Reproduce verbatim every line of the material below between the line containing "1434, 2411, 1488]" and the line containing "1296, 928, 1350]", both ends included.

Data excerpts ->

▬▬▬

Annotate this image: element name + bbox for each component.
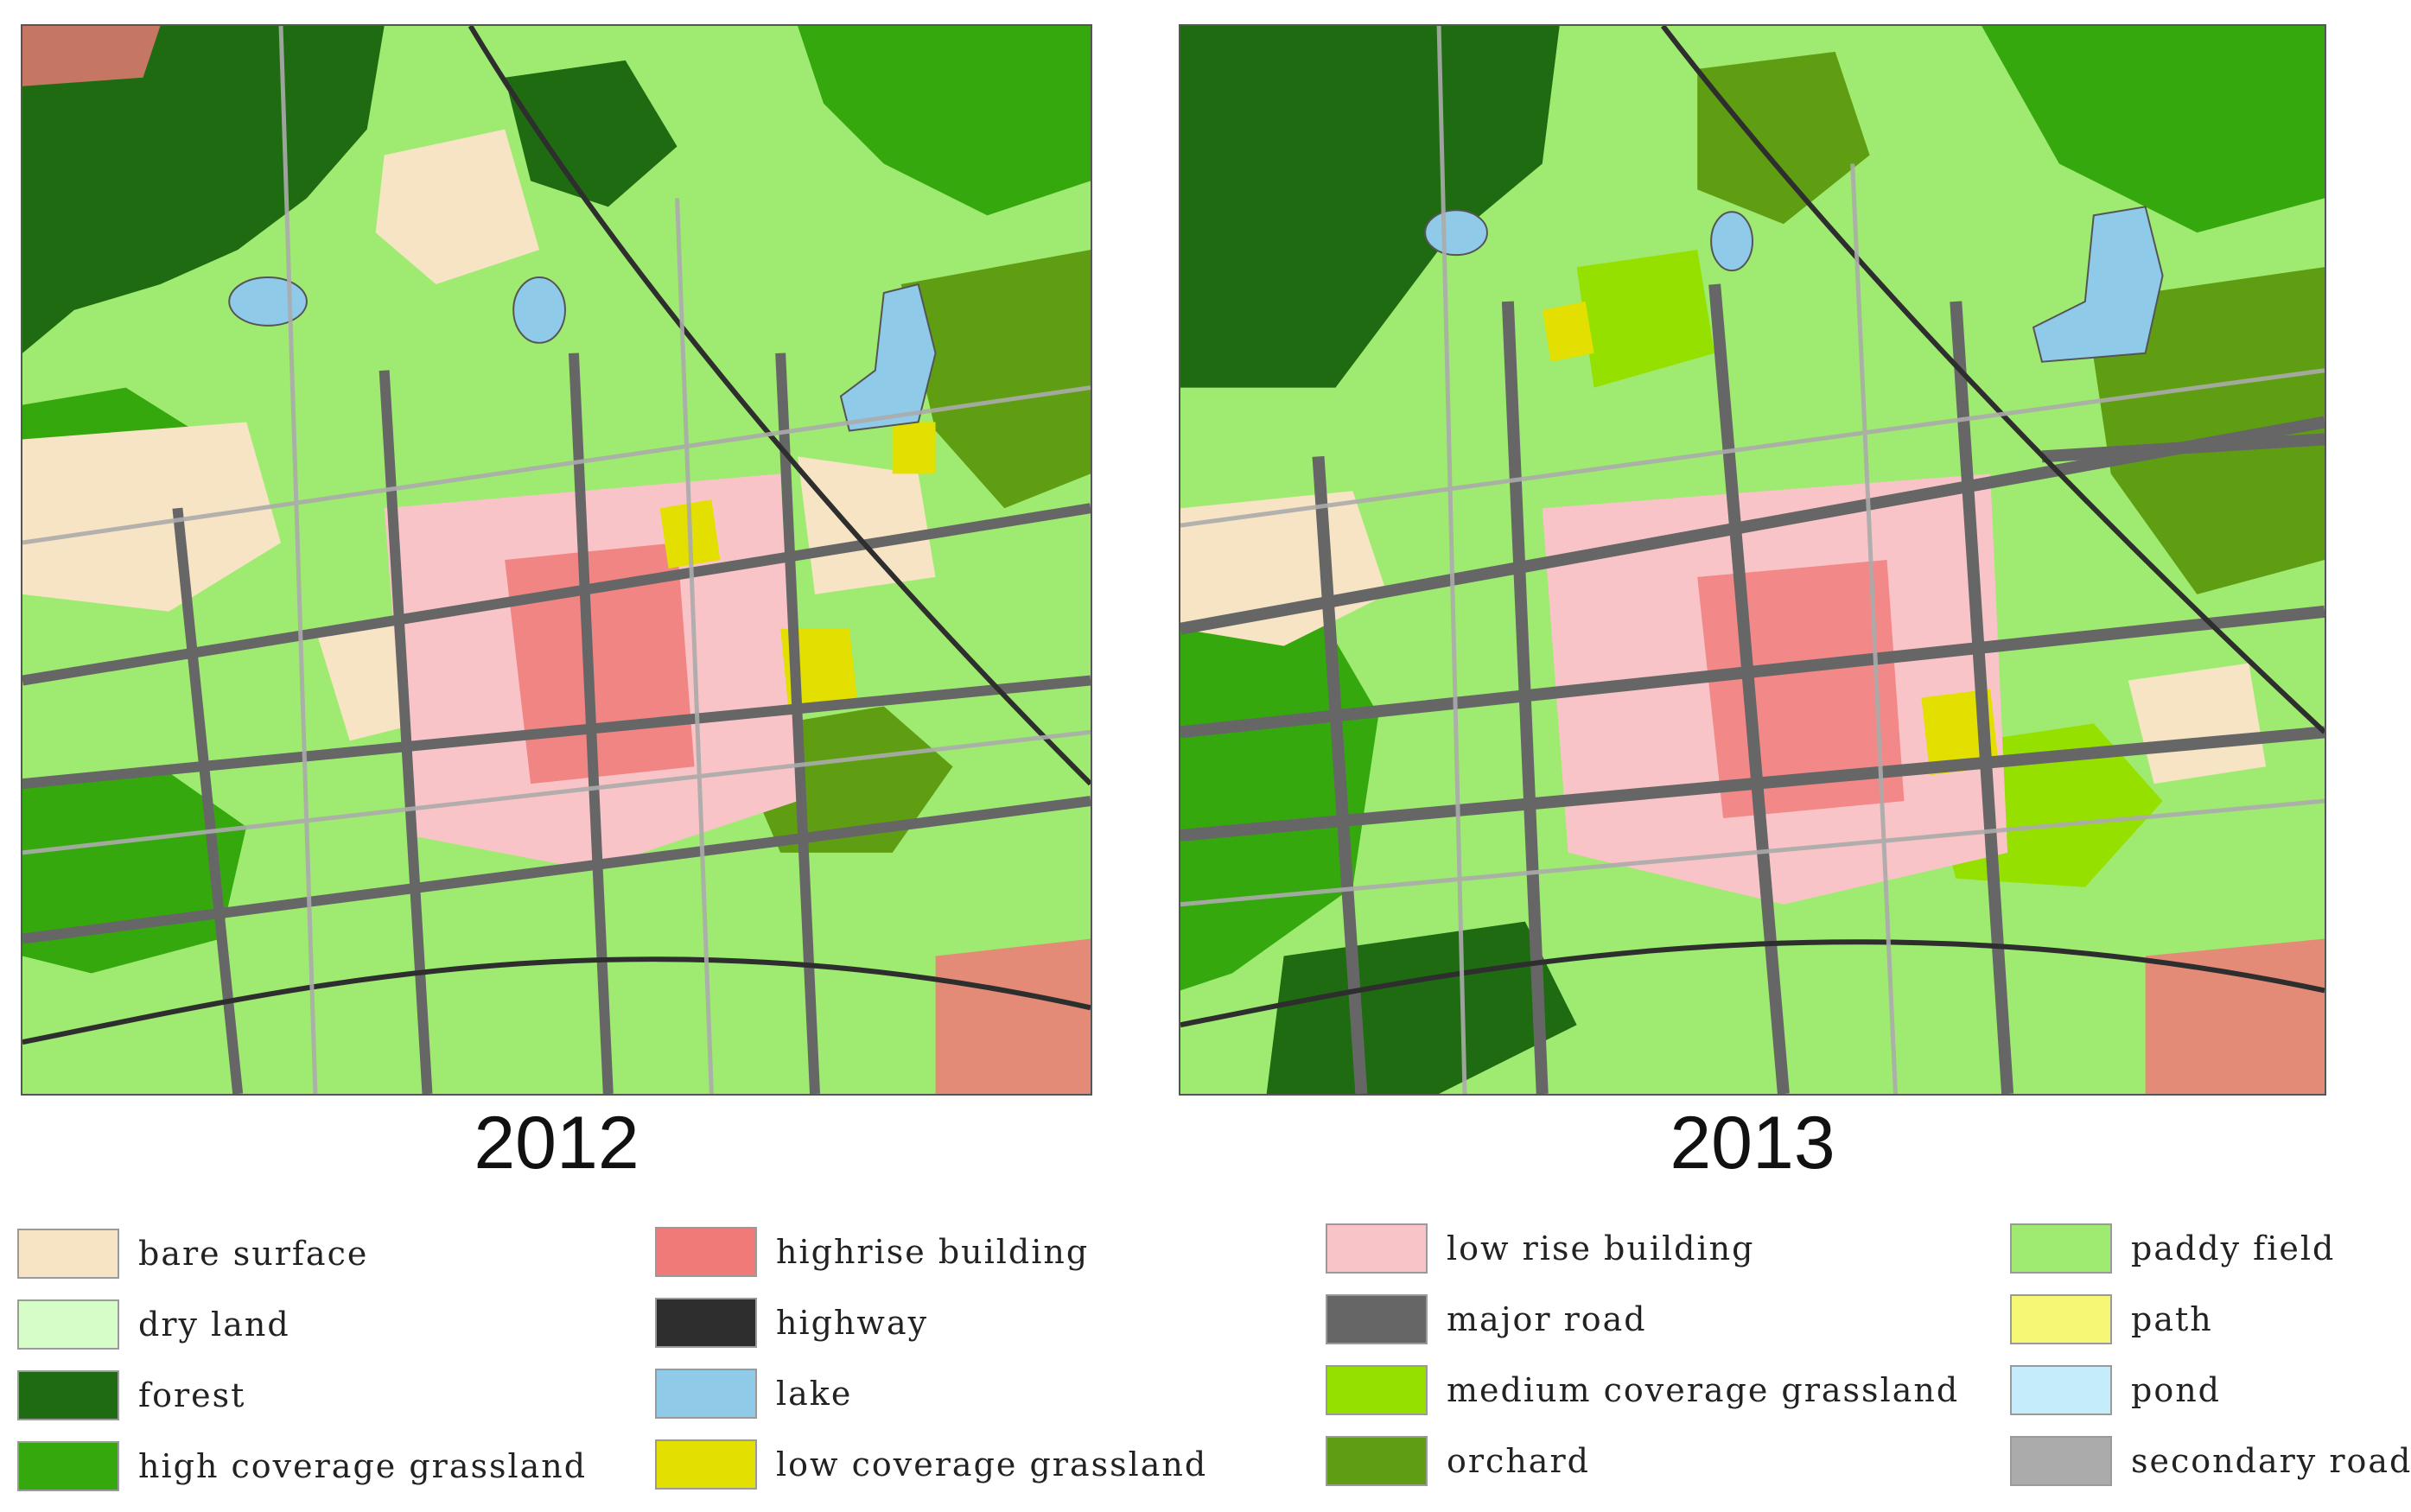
legend-item-secondary-road: secondary road	[2010, 1434, 2411, 1488]
legend-label: secondary road	[2131, 1442, 2411, 1480]
legend-label: major road	[1447, 1300, 1647, 1338]
legend-item-dry-land: dry land	[17, 1298, 290, 1351]
lake-swatch	[655, 1369, 757, 1419]
low-rise-building-swatch	[1326, 1223, 1428, 1274]
legend-label: highway	[776, 1304, 929, 1342]
land-cover-map-2013-image	[1180, 26, 2325, 1094]
legend: bare surface dry land forest high covera…	[0, 1218, 2411, 1503]
forest-swatch	[17, 1370, 119, 1420]
major-road-swatch	[1326, 1294, 1428, 1344]
legend-item-low-coverage-grassland: low coverage grassland	[655, 1438, 1207, 1491]
legend-item-orchard: orchard	[1326, 1434, 1590, 1488]
land-cover-map-2013	[1179, 24, 2326, 1096]
legend-item-highrise-building: highrise building	[655, 1225, 1089, 1279]
bare-surface-swatch	[17, 1229, 119, 1279]
legend-label: low coverage grassland	[776, 1445, 1208, 1483]
path-swatch	[2010, 1294, 2112, 1344]
high-coverage-grassland-swatch	[17, 1441, 119, 1491]
legend-item-highway: highway	[655, 1296, 928, 1350]
legend-label: pond	[2131, 1371, 2222, 1409]
legend-item-bare-surface: bare surface	[17, 1227, 368, 1280]
dry-land-swatch	[17, 1299, 119, 1350]
legend-label: low rise building	[1447, 1229, 1755, 1267]
highrise-building-swatch	[655, 1227, 757, 1277]
paddy-field-swatch	[2010, 1223, 2112, 1274]
year-label-2012: 2012	[474, 1102, 639, 1185]
legend-label: bare surface	[138, 1235, 369, 1273]
low-coverage-grassland-swatch	[655, 1439, 757, 1490]
year-label-2013: 2013	[1670, 1102, 1835, 1185]
legend-label: forest	[138, 1376, 246, 1414]
land-cover-map-2012-image	[22, 26, 1091, 1094]
legend-label: dry land	[138, 1306, 290, 1344]
land-cover-map-2012	[21, 24, 1092, 1096]
legend-item-low-rise-building: low rise building	[1326, 1222, 1754, 1275]
legend-item-pond: pond	[2010, 1363, 2221, 1417]
legend-item-major-road: major road	[1326, 1293, 1647, 1346]
legend-item-path: path	[2010, 1293, 2213, 1346]
orchard-swatch	[1326, 1436, 1428, 1486]
highway-swatch	[655, 1298, 757, 1348]
pond-swatch	[2010, 1365, 2112, 1415]
secondary-road-swatch	[2010, 1436, 2112, 1486]
legend-item-paddy-field: paddy field	[2010, 1222, 2335, 1275]
legend-label: paddy field	[2131, 1229, 2336, 1267]
legend-item-medium-coverage-grassland: medium coverage grassland	[1326, 1363, 1959, 1417]
legend-label: orchard	[1447, 1442, 1590, 1480]
legend-item-lake: lake	[655, 1367, 852, 1420]
legend-label: medium coverage grassland	[1447, 1371, 1960, 1409]
legend-item-forest: forest	[17, 1369, 245, 1422]
legend-item-high-coverage-grassland: high coverage grassland	[17, 1439, 587, 1493]
legend-label: highrise building	[776, 1233, 1090, 1271]
medium-coverage-grassland-swatch	[1326, 1365, 1428, 1415]
legend-label: high coverage grassland	[138, 1447, 588, 1485]
legend-label: lake	[776, 1375, 853, 1413]
legend-label: path	[2131, 1300, 2213, 1338]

▬▬▬

Response ->
legend-item-secondary-road: secondary road	[2010, 1434, 2411, 1488]
legend-label: secondary road	[2131, 1442, 2411, 1480]
legend-label: major road	[1447, 1300, 1647, 1338]
legend-item-dry-land: dry land	[17, 1298, 290, 1351]
lake-swatch	[655, 1369, 757, 1419]
low-rise-building-swatch	[1326, 1223, 1428, 1274]
legend-label: highway	[776, 1304, 929, 1342]
land-cover-map-2013-image	[1180, 26, 2325, 1094]
legend: bare surface dry land forest high covera…	[0, 1218, 2411, 1503]
forest-swatch	[17, 1370, 119, 1420]
major-road-swatch	[1326, 1294, 1428, 1344]
legend-item-low-coverage-grassland: low coverage grassland	[655, 1438, 1207, 1491]
legend-item-orchard: orchard	[1326, 1434, 1590, 1488]
land-cover-map-2013	[1179, 24, 2326, 1096]
legend-item-highrise-building: highrise building	[655, 1225, 1089, 1279]
bare-surface-swatch	[17, 1229, 119, 1279]
legend-label: low coverage grassland	[776, 1445, 1208, 1483]
path-swatch	[2010, 1294, 2112, 1344]
high-coverage-grassland-swatch	[17, 1441, 119, 1491]
legend-item-highway: highway	[655, 1296, 928, 1350]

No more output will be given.